> [STATED EXERCISE]: Every line that holds "Angstrom" should be shown.

> [GIVEN RECORDS]:
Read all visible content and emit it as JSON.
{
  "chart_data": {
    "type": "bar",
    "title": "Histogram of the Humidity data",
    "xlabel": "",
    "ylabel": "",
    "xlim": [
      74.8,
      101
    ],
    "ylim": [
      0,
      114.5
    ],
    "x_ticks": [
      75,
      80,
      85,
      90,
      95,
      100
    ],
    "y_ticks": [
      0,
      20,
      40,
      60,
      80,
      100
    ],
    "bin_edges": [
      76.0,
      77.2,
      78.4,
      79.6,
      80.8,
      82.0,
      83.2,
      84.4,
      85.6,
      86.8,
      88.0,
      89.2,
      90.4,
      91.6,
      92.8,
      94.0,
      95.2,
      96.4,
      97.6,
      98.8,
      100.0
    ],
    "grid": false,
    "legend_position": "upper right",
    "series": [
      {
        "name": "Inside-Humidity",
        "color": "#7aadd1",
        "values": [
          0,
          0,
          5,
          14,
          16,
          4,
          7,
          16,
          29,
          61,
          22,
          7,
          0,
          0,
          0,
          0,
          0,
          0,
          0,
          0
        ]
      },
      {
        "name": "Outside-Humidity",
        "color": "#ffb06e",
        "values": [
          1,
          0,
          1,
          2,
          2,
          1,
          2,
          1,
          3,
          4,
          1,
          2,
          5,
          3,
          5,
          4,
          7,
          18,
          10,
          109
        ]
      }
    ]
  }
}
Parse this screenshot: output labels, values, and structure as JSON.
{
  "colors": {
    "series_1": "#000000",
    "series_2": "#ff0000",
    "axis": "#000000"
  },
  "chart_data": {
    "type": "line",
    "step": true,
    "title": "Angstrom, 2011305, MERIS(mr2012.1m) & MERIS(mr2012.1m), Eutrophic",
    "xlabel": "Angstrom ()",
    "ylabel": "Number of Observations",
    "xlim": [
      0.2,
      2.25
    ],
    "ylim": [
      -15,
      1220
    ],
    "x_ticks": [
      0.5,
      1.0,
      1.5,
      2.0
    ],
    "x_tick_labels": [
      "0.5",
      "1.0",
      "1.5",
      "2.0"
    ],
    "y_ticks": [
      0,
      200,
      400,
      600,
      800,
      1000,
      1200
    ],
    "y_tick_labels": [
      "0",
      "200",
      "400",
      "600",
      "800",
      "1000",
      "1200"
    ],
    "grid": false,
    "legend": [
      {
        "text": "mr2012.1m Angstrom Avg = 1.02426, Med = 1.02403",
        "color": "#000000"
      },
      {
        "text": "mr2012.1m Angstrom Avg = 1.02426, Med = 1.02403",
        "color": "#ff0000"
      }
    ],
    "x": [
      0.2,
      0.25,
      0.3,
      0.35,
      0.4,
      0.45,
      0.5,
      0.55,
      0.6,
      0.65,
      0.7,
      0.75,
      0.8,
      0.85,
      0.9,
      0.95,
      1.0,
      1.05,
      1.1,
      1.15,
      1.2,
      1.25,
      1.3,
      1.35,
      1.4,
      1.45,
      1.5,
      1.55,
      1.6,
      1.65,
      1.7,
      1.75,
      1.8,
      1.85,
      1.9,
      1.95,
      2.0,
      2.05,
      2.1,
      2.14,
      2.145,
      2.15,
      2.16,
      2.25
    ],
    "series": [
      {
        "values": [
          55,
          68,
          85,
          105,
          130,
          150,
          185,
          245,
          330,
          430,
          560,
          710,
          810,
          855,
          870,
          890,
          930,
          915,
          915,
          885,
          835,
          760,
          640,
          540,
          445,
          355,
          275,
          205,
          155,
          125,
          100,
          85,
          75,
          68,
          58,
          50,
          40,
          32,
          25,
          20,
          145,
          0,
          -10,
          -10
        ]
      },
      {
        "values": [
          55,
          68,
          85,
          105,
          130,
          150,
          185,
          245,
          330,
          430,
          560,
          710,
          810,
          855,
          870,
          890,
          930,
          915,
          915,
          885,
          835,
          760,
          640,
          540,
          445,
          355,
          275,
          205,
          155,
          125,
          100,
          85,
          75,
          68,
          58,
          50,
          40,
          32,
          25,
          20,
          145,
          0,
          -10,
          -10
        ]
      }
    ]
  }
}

> [SOLUTION TO THE EXERCISE]:
    "title": "Angstrom, 2011305, MERIS(mr2012.1m) & MERIS(mr2012.1m), Eutrophic",
    "xlabel": "Angstrom ()",
        "text": "mr2012.1m Angstrom Avg = 1.02426, Med = 1.02403",
        "text": "mr2012.1m Angstrom Avg = 1.02426, Med = 1.02403",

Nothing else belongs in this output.